■ Exercise data ■
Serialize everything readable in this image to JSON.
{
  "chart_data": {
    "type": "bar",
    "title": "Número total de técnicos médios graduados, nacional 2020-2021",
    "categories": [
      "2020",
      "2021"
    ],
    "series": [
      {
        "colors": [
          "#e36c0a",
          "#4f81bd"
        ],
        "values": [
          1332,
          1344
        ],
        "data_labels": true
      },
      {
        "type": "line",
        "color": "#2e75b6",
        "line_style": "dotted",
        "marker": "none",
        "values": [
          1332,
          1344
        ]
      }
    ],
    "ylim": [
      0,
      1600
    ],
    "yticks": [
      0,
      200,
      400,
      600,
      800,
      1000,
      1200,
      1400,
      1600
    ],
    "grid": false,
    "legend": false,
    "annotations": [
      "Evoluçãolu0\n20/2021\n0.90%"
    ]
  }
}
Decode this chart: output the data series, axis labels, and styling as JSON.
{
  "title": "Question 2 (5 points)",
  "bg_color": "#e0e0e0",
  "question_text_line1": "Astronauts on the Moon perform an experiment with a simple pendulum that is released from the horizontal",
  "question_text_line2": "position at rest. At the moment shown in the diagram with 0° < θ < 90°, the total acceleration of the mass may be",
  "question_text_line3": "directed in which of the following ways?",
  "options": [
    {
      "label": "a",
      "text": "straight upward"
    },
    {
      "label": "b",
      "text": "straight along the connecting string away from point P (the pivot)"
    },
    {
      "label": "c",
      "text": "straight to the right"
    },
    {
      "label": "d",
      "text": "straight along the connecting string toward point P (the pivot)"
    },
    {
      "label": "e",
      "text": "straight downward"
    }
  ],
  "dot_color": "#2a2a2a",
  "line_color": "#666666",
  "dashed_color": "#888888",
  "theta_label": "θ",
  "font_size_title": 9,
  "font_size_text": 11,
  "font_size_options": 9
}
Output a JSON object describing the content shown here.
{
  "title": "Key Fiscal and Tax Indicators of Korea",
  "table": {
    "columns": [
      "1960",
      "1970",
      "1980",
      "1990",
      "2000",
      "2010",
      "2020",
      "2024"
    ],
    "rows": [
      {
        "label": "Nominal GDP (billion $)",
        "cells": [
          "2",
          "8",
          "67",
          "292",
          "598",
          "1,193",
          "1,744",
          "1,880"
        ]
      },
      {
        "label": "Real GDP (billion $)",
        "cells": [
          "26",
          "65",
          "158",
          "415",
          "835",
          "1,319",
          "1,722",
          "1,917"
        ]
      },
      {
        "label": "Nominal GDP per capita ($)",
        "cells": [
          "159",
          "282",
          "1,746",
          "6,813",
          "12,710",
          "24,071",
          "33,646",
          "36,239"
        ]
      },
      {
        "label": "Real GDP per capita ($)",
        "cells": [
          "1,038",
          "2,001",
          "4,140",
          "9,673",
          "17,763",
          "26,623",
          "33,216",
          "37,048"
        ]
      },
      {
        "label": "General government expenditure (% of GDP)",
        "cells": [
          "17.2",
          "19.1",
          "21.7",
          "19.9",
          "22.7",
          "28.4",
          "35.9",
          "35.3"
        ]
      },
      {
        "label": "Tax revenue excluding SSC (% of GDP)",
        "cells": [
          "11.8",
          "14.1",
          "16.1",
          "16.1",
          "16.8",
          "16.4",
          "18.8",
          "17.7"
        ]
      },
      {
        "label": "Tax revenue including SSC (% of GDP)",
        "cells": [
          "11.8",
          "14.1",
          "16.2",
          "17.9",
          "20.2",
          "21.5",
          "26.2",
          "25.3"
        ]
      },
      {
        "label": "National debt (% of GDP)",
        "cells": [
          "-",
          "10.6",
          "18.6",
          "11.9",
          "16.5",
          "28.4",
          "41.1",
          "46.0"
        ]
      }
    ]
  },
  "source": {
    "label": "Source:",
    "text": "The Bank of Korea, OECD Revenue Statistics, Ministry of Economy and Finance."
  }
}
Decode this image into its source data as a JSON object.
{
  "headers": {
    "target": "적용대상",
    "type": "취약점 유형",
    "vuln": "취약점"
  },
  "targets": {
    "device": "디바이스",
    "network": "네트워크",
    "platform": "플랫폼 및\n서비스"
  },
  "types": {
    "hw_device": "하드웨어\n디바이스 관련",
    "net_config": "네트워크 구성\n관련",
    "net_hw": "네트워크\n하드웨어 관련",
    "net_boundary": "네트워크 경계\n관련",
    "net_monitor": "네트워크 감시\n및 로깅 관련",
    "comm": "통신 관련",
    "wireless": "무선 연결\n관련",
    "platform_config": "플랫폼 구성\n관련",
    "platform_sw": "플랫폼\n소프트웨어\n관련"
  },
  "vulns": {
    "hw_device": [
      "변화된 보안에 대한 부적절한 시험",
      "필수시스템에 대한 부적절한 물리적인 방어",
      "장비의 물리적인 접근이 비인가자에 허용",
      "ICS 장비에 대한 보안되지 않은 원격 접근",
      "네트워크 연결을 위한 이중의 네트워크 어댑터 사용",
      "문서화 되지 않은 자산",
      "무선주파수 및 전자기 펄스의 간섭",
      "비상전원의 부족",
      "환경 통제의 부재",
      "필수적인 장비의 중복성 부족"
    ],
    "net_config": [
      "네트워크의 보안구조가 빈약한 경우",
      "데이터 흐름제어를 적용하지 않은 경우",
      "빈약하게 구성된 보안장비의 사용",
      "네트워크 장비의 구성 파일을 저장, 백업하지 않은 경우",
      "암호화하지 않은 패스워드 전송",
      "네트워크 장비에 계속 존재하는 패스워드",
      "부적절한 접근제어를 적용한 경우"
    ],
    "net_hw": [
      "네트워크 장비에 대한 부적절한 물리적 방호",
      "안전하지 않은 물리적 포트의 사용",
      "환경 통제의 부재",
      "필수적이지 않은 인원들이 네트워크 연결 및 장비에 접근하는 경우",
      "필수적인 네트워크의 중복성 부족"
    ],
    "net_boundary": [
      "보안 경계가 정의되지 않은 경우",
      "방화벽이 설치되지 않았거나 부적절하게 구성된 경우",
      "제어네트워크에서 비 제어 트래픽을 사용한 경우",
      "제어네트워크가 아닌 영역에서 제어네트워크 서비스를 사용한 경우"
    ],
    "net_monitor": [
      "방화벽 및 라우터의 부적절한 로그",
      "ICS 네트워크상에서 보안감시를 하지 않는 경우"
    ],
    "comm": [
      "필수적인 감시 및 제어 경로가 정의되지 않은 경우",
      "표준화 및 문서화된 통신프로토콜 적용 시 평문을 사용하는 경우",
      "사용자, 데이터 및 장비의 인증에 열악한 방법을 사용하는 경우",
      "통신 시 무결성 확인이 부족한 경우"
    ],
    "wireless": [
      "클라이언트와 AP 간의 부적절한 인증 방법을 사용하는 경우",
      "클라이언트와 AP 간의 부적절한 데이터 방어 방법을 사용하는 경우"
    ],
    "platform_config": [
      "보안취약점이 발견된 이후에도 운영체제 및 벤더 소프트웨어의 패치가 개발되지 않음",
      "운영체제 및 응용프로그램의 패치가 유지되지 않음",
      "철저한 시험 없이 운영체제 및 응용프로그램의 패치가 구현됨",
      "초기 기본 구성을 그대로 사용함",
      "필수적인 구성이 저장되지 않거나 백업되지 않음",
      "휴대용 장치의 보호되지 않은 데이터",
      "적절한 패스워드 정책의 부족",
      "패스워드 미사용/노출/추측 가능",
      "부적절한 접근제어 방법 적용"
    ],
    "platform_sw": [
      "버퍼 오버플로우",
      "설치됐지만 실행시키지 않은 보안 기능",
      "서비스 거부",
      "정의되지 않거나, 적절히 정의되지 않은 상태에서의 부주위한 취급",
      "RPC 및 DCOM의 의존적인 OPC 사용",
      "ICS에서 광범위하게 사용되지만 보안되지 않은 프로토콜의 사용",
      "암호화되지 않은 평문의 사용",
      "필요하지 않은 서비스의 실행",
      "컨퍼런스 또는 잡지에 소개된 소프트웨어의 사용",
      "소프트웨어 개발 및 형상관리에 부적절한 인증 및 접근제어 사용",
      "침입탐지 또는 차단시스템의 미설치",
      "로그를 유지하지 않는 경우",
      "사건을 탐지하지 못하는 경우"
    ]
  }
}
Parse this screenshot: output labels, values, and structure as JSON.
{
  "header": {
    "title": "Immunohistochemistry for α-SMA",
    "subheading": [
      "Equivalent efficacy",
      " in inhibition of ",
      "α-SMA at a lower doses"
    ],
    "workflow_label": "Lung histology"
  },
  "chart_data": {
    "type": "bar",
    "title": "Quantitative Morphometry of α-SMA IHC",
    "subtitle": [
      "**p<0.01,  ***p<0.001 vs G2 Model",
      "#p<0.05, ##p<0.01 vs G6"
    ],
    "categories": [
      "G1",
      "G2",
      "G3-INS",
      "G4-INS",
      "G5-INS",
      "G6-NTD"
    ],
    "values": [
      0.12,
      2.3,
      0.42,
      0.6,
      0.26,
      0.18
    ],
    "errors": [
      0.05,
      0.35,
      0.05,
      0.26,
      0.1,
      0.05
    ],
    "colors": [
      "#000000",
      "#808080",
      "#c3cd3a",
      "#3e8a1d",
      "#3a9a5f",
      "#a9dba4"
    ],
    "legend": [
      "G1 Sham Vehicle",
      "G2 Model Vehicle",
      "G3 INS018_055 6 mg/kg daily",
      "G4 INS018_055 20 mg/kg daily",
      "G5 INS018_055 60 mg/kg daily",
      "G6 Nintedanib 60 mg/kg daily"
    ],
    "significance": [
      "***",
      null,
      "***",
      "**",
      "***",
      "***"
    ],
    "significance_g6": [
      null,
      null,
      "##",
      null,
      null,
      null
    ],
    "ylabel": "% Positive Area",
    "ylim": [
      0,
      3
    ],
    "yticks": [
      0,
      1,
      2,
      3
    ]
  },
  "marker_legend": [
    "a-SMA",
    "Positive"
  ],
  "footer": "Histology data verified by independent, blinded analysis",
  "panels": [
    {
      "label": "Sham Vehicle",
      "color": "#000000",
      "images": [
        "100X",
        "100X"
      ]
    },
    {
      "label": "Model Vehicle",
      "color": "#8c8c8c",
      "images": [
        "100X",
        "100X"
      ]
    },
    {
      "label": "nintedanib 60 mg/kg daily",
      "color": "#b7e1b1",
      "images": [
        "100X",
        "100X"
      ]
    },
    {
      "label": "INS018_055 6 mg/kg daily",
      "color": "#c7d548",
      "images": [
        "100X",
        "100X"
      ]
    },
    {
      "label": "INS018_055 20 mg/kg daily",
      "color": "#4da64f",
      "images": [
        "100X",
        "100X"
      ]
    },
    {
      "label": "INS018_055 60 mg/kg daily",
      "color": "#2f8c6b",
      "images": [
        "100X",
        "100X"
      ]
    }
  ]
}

■ The request ■
Show the lines that mention the word "values".

■ Answer for this exercise ■
        "values": [
        "values": [
Parse this screenshot: output labels, values, and structure as JSON.
    "values": [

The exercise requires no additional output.